-- begin Supplied records --

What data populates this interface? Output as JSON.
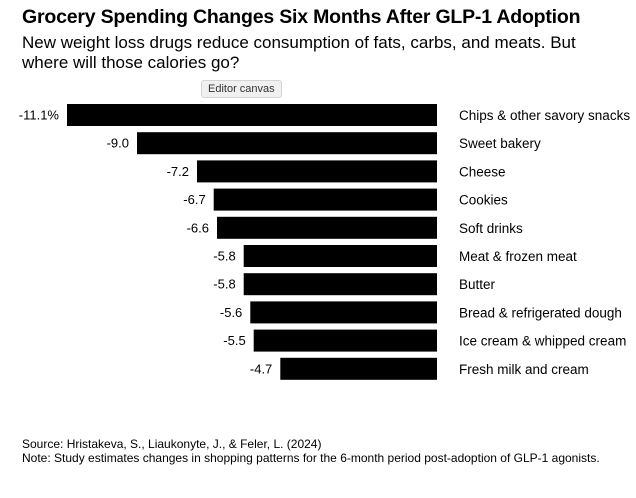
{
  "chart_data": {
    "type": "bar",
    "orientation": "horizontal",
    "title": "Grocery Spending Changes Six Months After GLP-1 Adoption",
    "subtitle": "New weight loss drugs reduce consumption of fats, carbs, and meats. But where will those calories go?",
    "categories": [
      "Chips & other savory snacks",
      "Sweet bakery",
      "Cheese",
      "Cookies",
      "Soft drinks",
      "Meat & frozen meat",
      "Butter",
      "Bread & refrigerated dough",
      "Ice cream & whipped cream",
      "Fresh milk and cream"
    ],
    "values": [
      -11.1,
      -9.0,
      -7.2,
      -6.7,
      -6.6,
      -5.8,
      -5.8,
      -5.6,
      -5.5,
      -4.7
    ],
    "value_labels": [
      "-11.1%",
      "-9.0",
      "-7.2",
      "-6.7",
      "-6.6",
      "-5.8",
      "-5.8",
      "-5.6",
      "-5.5",
      "-4.7"
    ],
    "xlim": [
      -11.1,
      0
    ],
    "grid": false,
    "bar_color": "#000000"
  },
  "tooltip": "Editor canvas",
  "source": "Source: Hristakeva, S., Liaukonyte, J., & Feler, L. (2024)",
  "note": "Note: Study estimates changes in shopping patterns for the 6-month period post-adoption of GLP-1 agonists."
}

-- end Supplied records --

▶ [What you need to do]: Find every line in the records above that holds the word "cream", and copy each one.

▶ [Finished exercise]:
      "Ice cream & whipped cream",
      "Fresh milk and cream"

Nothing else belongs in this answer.